**What you are asked to do**
Extract, from the records beneath this instruction, each line that contains the word "JSON".

**Data for the task**
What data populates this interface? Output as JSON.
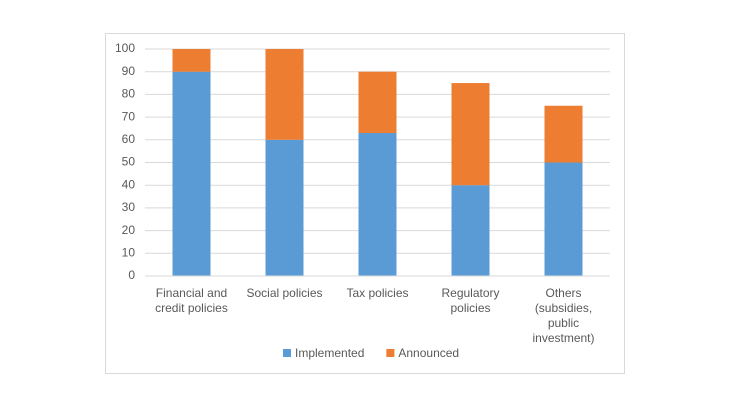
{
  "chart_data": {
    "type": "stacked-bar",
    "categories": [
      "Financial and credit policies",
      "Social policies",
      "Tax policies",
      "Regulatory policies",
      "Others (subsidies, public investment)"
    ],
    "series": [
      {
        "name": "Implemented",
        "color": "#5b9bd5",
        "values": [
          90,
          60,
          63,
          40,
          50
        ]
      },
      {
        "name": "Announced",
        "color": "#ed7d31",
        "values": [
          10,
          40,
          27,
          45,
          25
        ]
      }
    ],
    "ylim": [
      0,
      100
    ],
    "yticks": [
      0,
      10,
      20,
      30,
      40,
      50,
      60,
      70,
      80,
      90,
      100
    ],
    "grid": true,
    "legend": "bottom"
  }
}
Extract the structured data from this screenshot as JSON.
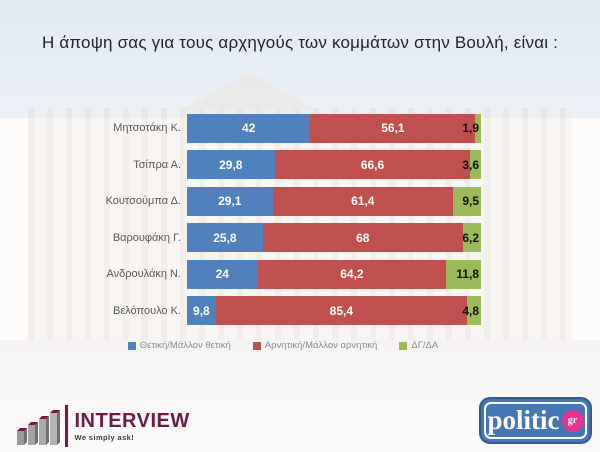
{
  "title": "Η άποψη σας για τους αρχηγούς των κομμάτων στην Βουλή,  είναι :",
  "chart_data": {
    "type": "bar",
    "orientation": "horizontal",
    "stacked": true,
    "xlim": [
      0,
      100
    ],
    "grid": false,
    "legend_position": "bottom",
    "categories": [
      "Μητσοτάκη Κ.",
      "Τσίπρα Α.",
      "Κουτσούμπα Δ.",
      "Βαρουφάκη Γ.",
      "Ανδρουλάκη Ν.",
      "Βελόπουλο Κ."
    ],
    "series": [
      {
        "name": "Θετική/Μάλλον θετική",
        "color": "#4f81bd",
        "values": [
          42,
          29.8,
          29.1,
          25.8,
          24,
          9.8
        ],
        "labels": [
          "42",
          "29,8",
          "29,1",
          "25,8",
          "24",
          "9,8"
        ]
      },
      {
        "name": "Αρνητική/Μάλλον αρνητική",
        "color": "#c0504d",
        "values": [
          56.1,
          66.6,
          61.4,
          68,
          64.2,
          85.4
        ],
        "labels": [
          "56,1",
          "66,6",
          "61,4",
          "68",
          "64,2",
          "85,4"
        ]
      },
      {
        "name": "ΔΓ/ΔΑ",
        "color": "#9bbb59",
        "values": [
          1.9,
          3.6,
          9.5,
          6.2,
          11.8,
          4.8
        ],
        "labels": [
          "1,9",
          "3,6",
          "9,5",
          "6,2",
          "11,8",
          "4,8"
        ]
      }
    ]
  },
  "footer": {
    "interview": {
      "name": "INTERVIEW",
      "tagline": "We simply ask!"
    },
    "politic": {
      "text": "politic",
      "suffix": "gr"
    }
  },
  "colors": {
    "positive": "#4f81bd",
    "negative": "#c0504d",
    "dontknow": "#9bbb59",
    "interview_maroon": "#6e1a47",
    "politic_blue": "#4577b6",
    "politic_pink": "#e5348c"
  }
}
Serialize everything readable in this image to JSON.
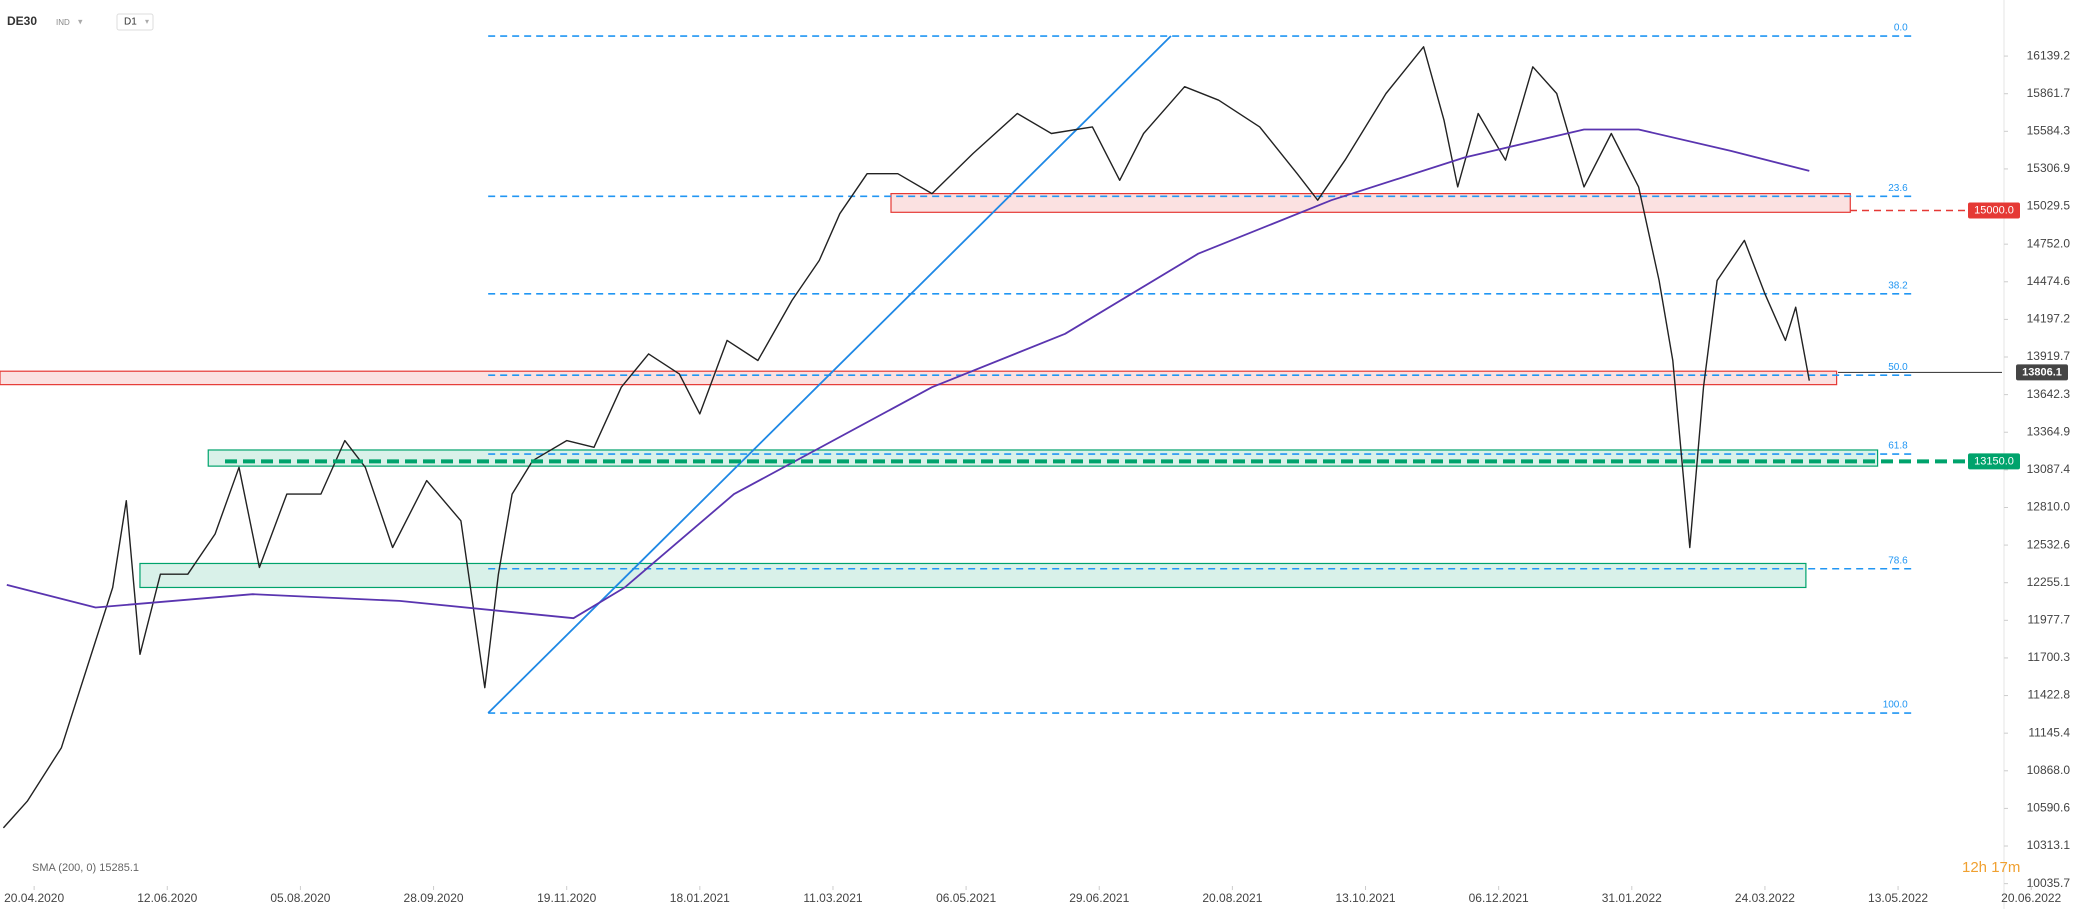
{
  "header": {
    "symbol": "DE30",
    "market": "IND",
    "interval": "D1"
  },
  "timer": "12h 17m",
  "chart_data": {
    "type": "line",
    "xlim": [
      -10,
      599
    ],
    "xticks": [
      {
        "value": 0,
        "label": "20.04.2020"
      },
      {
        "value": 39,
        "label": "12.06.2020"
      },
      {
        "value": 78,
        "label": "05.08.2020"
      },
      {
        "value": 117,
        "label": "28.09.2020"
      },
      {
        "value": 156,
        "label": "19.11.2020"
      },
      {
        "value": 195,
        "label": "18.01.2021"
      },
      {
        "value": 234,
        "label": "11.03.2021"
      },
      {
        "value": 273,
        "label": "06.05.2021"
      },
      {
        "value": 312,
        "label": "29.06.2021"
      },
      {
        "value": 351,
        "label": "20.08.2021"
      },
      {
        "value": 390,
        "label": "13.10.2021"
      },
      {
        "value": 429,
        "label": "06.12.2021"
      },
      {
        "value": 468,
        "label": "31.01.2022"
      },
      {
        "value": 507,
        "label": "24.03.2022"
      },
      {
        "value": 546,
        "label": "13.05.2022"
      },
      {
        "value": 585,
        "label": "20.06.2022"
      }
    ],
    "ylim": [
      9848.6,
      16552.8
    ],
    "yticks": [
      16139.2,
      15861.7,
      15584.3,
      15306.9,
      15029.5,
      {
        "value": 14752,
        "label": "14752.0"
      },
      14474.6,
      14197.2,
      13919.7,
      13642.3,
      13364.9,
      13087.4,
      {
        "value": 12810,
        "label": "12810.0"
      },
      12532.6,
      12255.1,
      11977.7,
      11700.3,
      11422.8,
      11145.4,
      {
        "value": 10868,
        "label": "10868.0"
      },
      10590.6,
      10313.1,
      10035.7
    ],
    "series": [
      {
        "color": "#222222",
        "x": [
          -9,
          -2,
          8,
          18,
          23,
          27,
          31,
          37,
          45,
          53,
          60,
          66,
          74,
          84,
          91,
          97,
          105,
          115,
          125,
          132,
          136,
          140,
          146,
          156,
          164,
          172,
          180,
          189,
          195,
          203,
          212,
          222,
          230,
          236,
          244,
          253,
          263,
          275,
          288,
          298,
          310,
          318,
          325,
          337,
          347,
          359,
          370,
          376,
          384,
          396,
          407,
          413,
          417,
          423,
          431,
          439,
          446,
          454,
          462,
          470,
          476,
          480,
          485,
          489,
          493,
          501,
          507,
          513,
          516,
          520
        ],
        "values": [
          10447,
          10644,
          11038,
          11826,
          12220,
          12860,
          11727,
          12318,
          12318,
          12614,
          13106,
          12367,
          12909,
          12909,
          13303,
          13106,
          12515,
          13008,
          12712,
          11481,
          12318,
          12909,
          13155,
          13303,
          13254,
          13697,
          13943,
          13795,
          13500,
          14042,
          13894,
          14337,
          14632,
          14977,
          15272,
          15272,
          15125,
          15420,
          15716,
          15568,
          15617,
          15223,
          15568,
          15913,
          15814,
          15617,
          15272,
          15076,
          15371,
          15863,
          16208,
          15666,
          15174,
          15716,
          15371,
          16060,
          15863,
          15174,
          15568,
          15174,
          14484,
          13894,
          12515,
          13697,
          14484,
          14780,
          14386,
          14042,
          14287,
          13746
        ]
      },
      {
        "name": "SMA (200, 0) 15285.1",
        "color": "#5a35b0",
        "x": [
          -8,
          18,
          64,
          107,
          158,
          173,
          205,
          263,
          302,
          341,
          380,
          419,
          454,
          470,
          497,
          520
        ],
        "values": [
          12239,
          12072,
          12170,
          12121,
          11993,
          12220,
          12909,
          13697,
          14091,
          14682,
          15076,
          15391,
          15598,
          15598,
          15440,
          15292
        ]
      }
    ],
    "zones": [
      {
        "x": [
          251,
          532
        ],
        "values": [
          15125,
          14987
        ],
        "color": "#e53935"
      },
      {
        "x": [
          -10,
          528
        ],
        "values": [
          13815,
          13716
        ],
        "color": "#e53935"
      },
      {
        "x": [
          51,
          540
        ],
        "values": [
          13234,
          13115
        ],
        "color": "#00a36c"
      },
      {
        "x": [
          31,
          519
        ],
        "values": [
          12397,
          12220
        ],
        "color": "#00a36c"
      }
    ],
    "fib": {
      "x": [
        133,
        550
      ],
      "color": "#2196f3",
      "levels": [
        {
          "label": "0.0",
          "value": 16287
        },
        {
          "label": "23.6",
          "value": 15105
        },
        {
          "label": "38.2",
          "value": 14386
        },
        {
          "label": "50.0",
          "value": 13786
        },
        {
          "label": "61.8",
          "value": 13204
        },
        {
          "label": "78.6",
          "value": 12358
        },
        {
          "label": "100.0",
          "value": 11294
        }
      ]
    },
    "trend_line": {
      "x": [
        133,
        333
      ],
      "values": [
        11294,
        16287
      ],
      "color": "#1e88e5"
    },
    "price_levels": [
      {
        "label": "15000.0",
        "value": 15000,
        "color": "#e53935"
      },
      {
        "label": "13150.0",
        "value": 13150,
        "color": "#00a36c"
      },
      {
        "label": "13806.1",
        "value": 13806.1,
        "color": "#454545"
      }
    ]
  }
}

**Full solution**
What data populates this interface? Output as JSON.
Extract the structured data from this screenshot as JSON.
Serialize everything readable in this image to JSON.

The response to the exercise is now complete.